- _THE TASK_
Look for the string "сонячна" and copy every line that has it.

_ _ _ _ _

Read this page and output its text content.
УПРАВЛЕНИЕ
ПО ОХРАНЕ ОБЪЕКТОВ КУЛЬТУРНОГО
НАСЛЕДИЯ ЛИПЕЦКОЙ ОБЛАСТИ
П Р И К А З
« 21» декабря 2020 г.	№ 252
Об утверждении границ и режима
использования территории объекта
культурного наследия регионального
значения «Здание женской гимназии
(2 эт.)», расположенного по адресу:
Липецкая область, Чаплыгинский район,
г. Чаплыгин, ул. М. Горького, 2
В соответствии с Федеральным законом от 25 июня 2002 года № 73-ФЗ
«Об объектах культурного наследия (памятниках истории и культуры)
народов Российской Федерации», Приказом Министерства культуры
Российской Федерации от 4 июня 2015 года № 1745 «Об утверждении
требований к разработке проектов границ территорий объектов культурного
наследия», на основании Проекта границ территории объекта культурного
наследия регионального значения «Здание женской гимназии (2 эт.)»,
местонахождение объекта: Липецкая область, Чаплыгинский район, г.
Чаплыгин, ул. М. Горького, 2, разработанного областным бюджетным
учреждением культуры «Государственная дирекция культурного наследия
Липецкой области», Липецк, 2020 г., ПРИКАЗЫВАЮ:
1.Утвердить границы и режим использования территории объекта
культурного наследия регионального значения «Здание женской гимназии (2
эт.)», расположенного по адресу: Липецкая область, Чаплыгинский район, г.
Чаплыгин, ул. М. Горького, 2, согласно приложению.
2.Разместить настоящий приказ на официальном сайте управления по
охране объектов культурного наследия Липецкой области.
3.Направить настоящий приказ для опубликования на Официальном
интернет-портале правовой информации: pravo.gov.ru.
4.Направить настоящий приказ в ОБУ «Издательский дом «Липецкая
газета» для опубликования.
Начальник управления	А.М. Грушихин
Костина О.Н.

_ _ _ _ _

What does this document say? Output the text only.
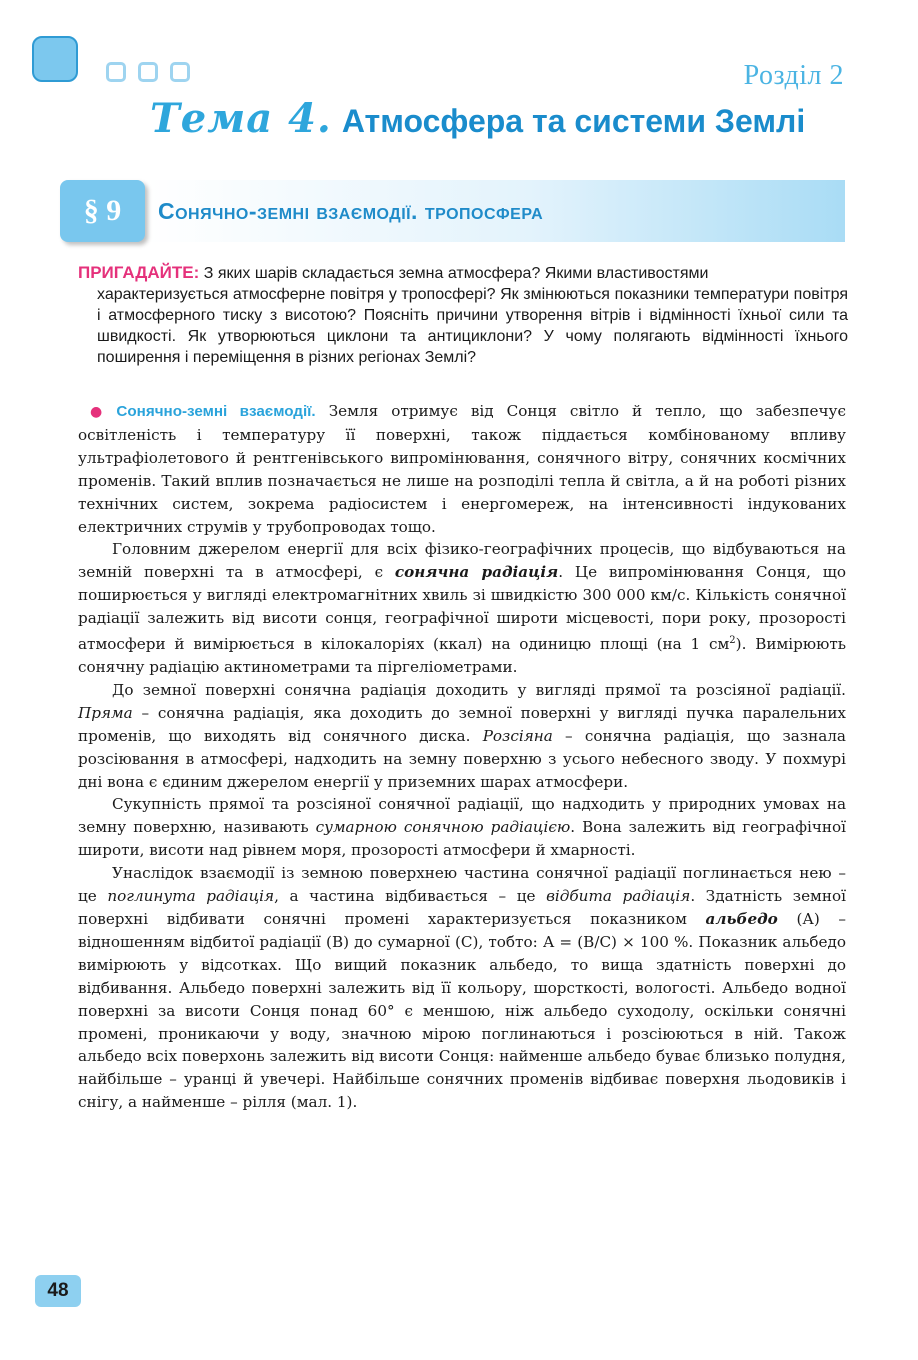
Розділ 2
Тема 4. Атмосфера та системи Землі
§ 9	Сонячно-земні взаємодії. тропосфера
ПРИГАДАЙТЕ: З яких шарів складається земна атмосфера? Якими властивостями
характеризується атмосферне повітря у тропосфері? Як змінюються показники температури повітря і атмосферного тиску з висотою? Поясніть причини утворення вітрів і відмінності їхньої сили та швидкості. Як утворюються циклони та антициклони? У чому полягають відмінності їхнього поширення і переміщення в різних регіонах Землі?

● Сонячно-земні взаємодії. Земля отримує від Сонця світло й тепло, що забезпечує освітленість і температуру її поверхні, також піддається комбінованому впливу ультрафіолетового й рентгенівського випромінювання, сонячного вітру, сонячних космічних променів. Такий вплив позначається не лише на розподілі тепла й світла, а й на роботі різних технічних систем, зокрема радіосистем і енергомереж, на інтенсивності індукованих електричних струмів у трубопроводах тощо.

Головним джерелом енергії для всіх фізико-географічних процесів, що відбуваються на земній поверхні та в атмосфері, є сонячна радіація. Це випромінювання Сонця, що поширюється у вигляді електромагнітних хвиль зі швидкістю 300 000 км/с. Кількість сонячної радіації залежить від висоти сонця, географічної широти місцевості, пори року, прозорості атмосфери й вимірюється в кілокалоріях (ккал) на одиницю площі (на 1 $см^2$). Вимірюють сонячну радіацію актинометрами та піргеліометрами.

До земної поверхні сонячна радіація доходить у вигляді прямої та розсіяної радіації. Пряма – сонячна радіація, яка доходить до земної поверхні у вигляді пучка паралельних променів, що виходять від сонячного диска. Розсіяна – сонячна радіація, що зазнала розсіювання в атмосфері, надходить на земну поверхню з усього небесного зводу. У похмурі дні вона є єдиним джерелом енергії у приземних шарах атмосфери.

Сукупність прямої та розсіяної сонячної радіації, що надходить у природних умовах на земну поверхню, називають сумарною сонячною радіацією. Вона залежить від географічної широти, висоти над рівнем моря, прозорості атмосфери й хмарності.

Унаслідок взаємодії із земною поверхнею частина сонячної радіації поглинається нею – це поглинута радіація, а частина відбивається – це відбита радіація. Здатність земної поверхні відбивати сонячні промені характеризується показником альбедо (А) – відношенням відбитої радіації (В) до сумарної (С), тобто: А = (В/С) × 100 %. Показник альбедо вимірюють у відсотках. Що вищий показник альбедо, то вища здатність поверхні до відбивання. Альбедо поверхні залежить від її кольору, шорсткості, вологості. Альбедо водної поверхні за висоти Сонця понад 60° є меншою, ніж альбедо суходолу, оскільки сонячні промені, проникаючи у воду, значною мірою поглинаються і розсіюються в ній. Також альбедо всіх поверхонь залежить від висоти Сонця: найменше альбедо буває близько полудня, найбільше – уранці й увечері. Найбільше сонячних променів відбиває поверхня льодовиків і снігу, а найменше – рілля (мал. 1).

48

_ _ _ _ _

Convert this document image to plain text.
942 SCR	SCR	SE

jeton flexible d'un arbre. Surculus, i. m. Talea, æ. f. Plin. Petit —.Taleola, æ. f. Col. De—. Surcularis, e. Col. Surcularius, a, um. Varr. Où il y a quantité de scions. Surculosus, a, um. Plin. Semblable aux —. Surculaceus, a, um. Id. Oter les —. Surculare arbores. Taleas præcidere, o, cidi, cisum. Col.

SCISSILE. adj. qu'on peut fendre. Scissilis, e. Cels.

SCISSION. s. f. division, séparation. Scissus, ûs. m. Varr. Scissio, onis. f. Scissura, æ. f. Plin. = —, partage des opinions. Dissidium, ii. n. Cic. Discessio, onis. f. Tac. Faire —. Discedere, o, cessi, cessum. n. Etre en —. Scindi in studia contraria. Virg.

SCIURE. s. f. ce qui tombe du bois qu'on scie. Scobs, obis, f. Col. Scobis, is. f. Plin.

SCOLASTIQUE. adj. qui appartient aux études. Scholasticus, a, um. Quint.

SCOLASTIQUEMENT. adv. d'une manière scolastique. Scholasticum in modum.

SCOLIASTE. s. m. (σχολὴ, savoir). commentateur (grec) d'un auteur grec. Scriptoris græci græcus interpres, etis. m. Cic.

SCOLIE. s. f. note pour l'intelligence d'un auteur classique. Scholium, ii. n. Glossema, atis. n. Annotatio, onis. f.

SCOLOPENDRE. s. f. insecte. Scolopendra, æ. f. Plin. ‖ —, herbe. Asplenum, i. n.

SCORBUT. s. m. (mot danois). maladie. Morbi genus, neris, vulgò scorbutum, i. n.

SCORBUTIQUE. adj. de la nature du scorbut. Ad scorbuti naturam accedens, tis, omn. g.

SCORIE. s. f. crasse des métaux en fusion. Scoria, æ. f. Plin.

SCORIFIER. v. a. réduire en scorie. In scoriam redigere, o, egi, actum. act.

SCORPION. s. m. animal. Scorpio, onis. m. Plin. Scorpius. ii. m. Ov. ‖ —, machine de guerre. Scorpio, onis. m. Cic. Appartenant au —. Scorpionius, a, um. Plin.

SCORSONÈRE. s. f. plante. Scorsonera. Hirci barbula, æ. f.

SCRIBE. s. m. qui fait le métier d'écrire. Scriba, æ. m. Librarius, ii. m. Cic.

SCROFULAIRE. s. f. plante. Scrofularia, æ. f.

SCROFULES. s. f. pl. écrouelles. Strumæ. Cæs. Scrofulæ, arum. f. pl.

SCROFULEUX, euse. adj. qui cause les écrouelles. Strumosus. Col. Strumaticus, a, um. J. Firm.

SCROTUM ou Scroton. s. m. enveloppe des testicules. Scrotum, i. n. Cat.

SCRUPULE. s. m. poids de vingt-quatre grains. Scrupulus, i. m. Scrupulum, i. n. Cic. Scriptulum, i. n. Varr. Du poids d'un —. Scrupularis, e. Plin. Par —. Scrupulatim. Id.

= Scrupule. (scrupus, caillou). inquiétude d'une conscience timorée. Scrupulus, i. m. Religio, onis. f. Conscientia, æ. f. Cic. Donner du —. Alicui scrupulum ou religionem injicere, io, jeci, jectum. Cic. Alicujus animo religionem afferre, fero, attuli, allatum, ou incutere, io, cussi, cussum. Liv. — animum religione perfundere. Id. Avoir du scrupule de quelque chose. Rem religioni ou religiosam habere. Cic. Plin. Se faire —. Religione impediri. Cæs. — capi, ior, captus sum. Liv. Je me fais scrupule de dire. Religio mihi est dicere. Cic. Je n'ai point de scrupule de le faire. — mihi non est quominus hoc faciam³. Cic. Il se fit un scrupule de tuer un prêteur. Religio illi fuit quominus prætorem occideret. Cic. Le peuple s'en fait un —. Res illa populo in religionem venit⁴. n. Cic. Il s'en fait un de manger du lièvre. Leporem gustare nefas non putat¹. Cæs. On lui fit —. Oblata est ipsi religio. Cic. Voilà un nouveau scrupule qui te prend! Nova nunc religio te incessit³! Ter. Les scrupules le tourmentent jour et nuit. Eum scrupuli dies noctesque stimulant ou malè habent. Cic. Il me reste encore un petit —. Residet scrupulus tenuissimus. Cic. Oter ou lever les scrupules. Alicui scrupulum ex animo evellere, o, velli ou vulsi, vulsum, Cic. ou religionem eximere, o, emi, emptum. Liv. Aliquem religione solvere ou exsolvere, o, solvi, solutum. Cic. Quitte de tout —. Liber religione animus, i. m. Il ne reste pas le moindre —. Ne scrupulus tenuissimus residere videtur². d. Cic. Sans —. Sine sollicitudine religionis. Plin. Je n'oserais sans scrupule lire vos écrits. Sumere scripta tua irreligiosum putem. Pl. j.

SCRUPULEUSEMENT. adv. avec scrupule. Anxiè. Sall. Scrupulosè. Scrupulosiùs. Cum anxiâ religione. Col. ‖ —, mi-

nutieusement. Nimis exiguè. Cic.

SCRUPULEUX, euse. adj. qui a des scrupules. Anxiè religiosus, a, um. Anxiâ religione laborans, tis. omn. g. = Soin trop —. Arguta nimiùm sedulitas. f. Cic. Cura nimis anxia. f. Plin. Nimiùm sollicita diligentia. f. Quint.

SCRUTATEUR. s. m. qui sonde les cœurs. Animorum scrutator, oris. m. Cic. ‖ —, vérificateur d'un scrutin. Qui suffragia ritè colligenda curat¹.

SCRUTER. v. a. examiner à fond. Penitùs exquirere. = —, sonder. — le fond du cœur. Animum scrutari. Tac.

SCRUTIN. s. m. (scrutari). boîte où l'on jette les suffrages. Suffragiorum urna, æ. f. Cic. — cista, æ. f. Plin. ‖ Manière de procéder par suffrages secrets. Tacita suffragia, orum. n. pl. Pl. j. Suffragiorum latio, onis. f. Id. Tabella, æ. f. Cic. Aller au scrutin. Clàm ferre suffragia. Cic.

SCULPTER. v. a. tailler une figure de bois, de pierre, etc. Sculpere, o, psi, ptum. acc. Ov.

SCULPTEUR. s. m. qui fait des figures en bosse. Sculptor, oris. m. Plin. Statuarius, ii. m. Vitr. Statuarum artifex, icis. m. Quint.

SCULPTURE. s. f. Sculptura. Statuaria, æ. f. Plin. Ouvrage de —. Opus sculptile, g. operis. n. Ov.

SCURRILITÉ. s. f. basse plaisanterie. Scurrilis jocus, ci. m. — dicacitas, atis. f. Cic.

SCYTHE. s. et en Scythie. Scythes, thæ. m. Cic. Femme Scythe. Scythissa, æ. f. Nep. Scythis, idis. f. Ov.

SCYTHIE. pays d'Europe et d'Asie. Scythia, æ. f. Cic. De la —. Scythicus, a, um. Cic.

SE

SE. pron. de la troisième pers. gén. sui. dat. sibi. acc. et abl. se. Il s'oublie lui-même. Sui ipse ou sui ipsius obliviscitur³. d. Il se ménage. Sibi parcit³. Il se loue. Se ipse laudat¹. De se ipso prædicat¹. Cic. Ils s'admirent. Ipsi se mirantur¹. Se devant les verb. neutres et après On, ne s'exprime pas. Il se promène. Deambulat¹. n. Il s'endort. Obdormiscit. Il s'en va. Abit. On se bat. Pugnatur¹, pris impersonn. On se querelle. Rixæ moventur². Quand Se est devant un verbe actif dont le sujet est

_ _ _ _ _

- _EXERCISE RESULT_
Головним джерелом енергії для всіх фізико-географічних процесів, що відбуваються на земній поверхні та в атмосфері, є сонячна радіація. Це випромінювання Сонця, що поширюється у вигляді електромагнітних хвиль зі швидкістю 300 000 км/с. Кількість сонячної радіації залежить від висоти сонця, географічної широти місцевості, пори року, прозорості атмосфери й вимірюється в кілокалоріях (ккал) на одиницю площі (на 1 $см^2$). Вимірюють сонячну радіацію актинометрами та піргеліометрами.
До земної поверхні сонячна радіація доходить у вигляді прямої та розсіяної радіації. Пряма – сонячна радіація, яка доходить до земної поверхні у вигляді пучка паралельних променів, що виходять від сонячного диска. Розсіяна – сонячна радіація, що зазнала розсіювання в атмосфері, надходить на земну поверхню з усього небесного зводу. У похмурі дні вона є єдиним джерелом енергії у приземних шарах атмосфери.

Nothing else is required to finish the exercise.